→ **WHAT THE TASK ASKS**: Without the images, write out the whole listing exactly.

→ **SUPPLIED INFORMATION**:

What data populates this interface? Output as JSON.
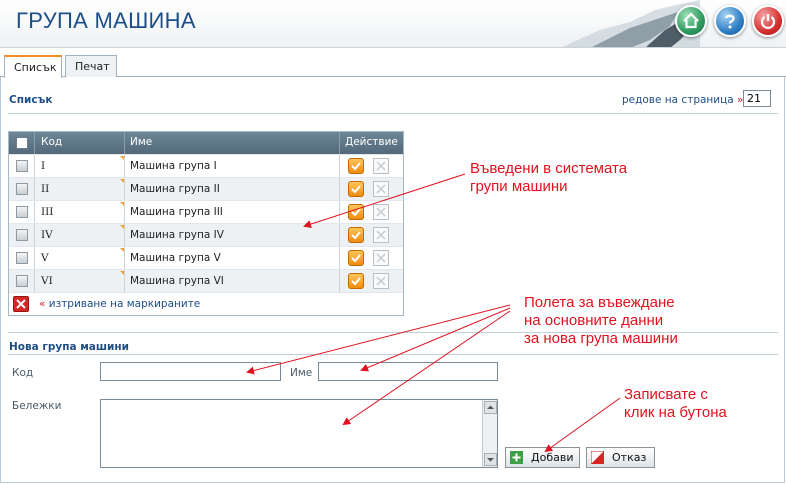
{
  "header": {
    "title": "ГРУПА МАШИНА"
  },
  "header_buttons": [
    {
      "name": "home",
      "icon": "home-icon"
    },
    {
      "name": "help",
      "icon": "question-icon"
    },
    {
      "name": "power",
      "icon": "power-icon"
    }
  ],
  "tabs": [
    {
      "label": "Списък",
      "active": true
    },
    {
      "label": "Печат",
      "active": false
    }
  ],
  "list": {
    "title": "Списък",
    "rows_per_page_label": "редове на страница",
    "rows_per_page_value": "21"
  },
  "table": {
    "columns": [
      "Код",
      "Име",
      "Действие"
    ],
    "rows": [
      {
        "code": "I",
        "name": "Машина група I"
      },
      {
        "code": "II",
        "name": "Машина група II"
      },
      {
        "code": "III",
        "name": "Машина група III"
      },
      {
        "code": "IV",
        "name": "Машина група IV"
      },
      {
        "code": "V",
        "name": "Машина група V"
      },
      {
        "code": "VI",
        "name": "Машина група VI"
      }
    ],
    "delete_marked_label": "изтриване на маркираните"
  },
  "form": {
    "title": "Нова група машини",
    "code_label": "Код",
    "code_value": "",
    "name_label": "Име",
    "name_value": "",
    "notes_label": "Бележки",
    "notes_value": "",
    "add_button": "Добави",
    "cancel_button": "Отказ"
  },
  "annotations": {
    "entered_groups": "Въведени в системата\nгрупи машини",
    "input_fields": "Полета за въвеждане\nна основните данни\nза нова група машини",
    "save_hint": "Записвате с\nклик на бутона"
  },
  "colors": {
    "title_blue": "#1e4e86",
    "annotation_red": "#e0121f",
    "tab_accent": "#f08c24",
    "grid_header": "#5d7686"
  }
}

→ **RESPONSE**:
What data populates this interface? Output as JSON.
{
  "header": {
    "title": "ГРУПА МАШИНА"
  },
  "header_buttons": [
    {
      "name": "home",
      "icon": "home-icon"
    },
    {
      "name": "help",
      "icon": "question-icon"
    },
    {
      "name": "power",
      "icon": "power-icon"
    }
  ],
  "tabs": [
    {
      "label": "Списък",
      "active": true
    },
    {
      "label": "Печат",
      "active": false
    }
  ],
  "list": {
    "title": "Списък",
    "rows_per_page_label": "редове на страница",
    "rows_per_page_value": "21"
  },
  "table": {
    "columns": [
      "Код",
      "Име",
      "Действие"
    ],
    "rows": [
      {
        "code": "I",
        "name": "Машина група I"
      },
      {
        "code": "II",
        "name": "Машина група II"
      },
      {
        "code": "III",
        "name": "Машина група III"
      },
      {
        "code": "IV",
        "name": "Машина група IV"
      },
      {
        "code": "V",
        "name": "Машина група V"
      },
      {
        "code": "VI",
        "name": "Машина група VI"
      }
    ],
    "delete_marked_label": "изтриване на маркираните"
  },
  "form": {
    "title": "Нова група машини",
    "code_label": "Код",
    "code_value": "",
    "name_label": "Име",
    "name_value": "",
    "notes_label": "Бележки",
    "notes_value": "",
    "add_button": "Добави",
    "cancel_button": "Отказ"
  },
  "annotations": {
    "entered_groups": "Въведени в системата\nгрупи машини",
    "input_fields": "Полета за въвеждане\nна основните данни\nза нова група машини",
    "save_hint": "Записвате с\nклик на бутона"
  },
  "colors": {
    "title_blue": "#1e4e86",
    "annotation_red": "#e0121f",
    "tab_accent": "#f08c24",
    "grid_header": "#5d7686"
  }
}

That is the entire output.